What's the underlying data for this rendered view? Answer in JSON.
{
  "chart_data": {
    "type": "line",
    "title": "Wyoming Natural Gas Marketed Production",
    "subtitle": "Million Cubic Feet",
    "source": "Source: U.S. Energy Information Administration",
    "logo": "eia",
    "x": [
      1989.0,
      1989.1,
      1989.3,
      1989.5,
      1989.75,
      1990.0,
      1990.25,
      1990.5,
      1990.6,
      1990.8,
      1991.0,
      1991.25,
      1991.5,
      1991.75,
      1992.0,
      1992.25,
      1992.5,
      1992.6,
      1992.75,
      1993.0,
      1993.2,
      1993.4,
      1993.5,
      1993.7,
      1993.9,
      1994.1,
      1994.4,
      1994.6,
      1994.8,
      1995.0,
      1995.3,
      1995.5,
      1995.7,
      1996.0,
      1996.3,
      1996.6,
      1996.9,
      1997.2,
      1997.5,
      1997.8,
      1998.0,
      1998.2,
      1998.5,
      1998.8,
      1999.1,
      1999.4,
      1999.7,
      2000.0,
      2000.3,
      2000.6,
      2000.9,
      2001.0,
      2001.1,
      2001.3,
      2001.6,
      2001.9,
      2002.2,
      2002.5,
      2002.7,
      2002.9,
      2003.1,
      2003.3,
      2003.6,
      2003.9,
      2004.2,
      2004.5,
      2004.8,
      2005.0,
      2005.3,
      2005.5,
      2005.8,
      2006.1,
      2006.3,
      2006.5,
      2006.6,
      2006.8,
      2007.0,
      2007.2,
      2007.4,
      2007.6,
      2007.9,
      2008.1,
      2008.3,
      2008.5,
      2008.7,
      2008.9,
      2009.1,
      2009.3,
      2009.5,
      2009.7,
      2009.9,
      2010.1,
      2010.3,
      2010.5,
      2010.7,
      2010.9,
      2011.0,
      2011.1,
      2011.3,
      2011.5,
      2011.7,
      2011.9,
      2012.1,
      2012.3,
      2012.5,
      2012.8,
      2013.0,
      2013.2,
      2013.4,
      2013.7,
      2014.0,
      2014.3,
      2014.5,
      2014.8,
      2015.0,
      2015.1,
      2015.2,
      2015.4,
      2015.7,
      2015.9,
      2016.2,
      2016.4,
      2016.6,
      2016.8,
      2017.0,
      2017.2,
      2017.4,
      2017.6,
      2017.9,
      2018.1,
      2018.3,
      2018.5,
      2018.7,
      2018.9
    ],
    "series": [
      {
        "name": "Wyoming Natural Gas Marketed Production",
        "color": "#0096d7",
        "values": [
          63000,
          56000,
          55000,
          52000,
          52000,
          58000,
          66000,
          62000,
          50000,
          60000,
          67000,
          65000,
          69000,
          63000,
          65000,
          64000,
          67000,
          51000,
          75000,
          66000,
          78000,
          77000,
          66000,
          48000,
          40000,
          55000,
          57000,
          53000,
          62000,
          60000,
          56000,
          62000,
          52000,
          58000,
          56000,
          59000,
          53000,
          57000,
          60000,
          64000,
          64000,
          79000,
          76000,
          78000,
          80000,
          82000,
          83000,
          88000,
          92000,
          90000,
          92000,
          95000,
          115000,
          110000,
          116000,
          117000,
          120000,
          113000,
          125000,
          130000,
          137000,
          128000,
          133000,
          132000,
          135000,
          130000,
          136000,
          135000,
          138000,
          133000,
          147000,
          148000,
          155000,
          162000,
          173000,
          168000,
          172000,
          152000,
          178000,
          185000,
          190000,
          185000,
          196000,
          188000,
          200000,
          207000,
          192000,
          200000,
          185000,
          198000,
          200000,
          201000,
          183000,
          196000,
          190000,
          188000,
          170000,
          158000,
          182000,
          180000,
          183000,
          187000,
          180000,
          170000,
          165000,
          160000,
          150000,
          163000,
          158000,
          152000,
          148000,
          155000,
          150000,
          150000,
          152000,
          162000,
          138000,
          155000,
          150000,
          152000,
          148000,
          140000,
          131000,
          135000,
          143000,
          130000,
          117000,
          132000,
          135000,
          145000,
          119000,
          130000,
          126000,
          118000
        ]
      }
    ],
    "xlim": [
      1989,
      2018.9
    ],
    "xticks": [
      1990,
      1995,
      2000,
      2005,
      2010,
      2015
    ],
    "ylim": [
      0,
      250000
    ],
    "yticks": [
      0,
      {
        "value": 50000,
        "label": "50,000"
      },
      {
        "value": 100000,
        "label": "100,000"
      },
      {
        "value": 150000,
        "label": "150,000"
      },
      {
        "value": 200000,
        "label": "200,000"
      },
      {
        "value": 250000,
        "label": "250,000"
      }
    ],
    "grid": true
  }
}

================================

- [Task to carry out]: Exactly as shown, repeat every record.

- [Answer below]:
What's the underlying data for this rendered view? Answer in JSON.
{
  "chart_data": {
    "type": "line",
    "title": "Wyoming Natural Gas Marketed Production",
    "subtitle": "Million Cubic Feet",
    "source": "Source: U.S. Energy Information Administration",
    "logo": "eia",
    "x": [
      1989.0,
      1989.1,
      1989.3,
      1989.5,
      1989.75,
      1990.0,
      1990.25,
      1990.5,
      1990.6,
      1990.8,
      1991.0,
      1991.25,
      1991.5,
      1991.75,
      1992.0,
      1992.25,
      1992.5,
      1992.6,
      1992.75,
      1993.0,
      1993.2,
      1993.4,
      1993.5,
      1993.7,
      1993.9,
      1994.1,
      1994.4,
      1994.6,
      1994.8,
      1995.0,
      1995.3,
      1995.5,
      1995.7,
      1996.0,
      1996.3,
      1996.6,
      1996.9,
      1997.2,
      1997.5,
      1997.8,
      1998.0,
      1998.2,
      1998.5,
      1998.8,
      1999.1,
      1999.4,
      1999.7,
      2000.0,
      2000.3,
      2000.6,
      2000.9,
      2001.0,
      2001.1,
      2001.3,
      2001.6,
      2001.9,
      2002.2,
      2002.5,
      2002.7,
      2002.9,
      2003.1,
      2003.3,
      2003.6,
      2003.9,
      2004.2,
      2004.5,
      2004.8,
      2005.0,
      2005.3,
      2005.5,
      2005.8,
      2006.1,
      2006.3,
      2006.5,
      2006.6,
      2006.8,
      2007.0,
      2007.2,
      2007.4,
      2007.6,
      2007.9,
      2008.1,
      2008.3,
      2008.5,
      2008.7,
      2008.9,
      2009.1,
      2009.3,
      2009.5,
      2009.7,
      2009.9,
      2010.1,
      2010.3,
      2010.5,
      2010.7,
      2010.9,
      2011.0,
      2011.1,
      2011.3,
      2011.5,
      2011.7,
      2011.9,
      2012.1,
      2012.3,
      2012.5,
      2012.8,
      2013.0,
      2013.2,
      2013.4,
      2013.7,
      2014.0,
      2014.3,
      2014.5,
      2014.8,
      2015.0,
      2015.1,
      2015.2,
      2015.4,
      2015.7,
      2015.9,
      2016.2,
      2016.4,
      2016.6,
      2016.8,
      2017.0,
      2017.2,
      2017.4,
      2017.6,
      2017.9,
      2018.1,
      2018.3,
      2018.5,
      2018.7,
      2018.9
    ],
    "series": [
      {
        "name": "Wyoming Natural Gas Marketed Production",
        "color": "#0096d7",
        "values": [
          63000,
          56000,
          55000,
          52000,
          52000,
          58000,
          66000,
          62000,
          50000,
          60000,
          67000,
          65000,
          69000,
          63000,
          65000,
          64000,
          67000,
          51000,
          75000,
          66000,
          78000,
          77000,
          66000,
          48000,
          40000,
          55000,
          57000,
          53000,
          62000,
          60000,
          56000,
          62000,
          52000,
          58000,
          56000,
          59000,
          53000,
          57000,
          60000,
          64000,
          64000,
          79000,
          76000,
          78000,
          80000,
          82000,
          83000,
          88000,
          92000,
          90000,
          92000,
          95000,
          115000,
          110000,
          116000,
          117000,
          120000,
          113000,
          125000,
          130000,
          137000,
          128000,
          133000,
          132000,
          135000,
          130000,
          136000,
          135000,
          138000,
          133000,
          147000,
          148000,
          155000,
          162000,
          173000,
          168000,
          172000,
          152000,
          178000,
          185000,
          190000,
          185000,
          196000,
          188000,
          200000,
          207000,
          192000,
          200000,
          185000,
          198000,
          200000,
          201000,
          183000,
          196000,
          190000,
          188000,
          170000,
          158000,
          182000,
          180000,
          183000,
          187000,
          180000,
          170000,
          165000,
          160000,
          150000,
          163000,
          158000,
          152000,
          148000,
          155000,
          150000,
          150000,
          152000,
          162000,
          138000,
          155000,
          150000,
          152000,
          148000,
          140000,
          131000,
          135000,
          143000,
          130000,
          117000,
          132000,
          135000,
          145000,
          119000,
          130000,
          126000,
          118000
        ]
      }
    ],
    "xlim": [
      1989,
      2018.9
    ],
    "xticks": [
      1990,
      1995,
      2000,
      2005,
      2010,
      2015
    ],
    "ylim": [
      0,
      250000
    ],
    "yticks": [
      0,
      {
        "value": 50000,
        "label": "50,000"
      },
      {
        "value": 100000,
        "label": "100,000"
      },
      {
        "value": 150000,
        "label": "150,000"
      },
      {
        "value": 200000,
        "label": "200,000"
      },
      {
        "value": 250000,
        "label": "250,000"
      }
    ],
    "grid": true
  }
}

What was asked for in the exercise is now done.